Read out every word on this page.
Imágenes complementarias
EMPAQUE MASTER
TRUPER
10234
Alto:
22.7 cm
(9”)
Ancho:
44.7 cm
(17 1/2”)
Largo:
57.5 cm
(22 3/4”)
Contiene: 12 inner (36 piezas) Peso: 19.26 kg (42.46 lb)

ASSIGNMENT:
Reproduce all the records precisely.

ANSWER SPACE:
Read out every word on this page.
Imágenes complementarias
EMPAQUE MASTER
TRUPER
10234
Alto:
22.7 cm
(9”)
Ancho:
44.7 cm
(17 1/2”)
Largo:
57.5 cm
(22 3/4”)
Contiene: 12 inner (36 piezas) Peso: 19.26 kg (42.46 lb)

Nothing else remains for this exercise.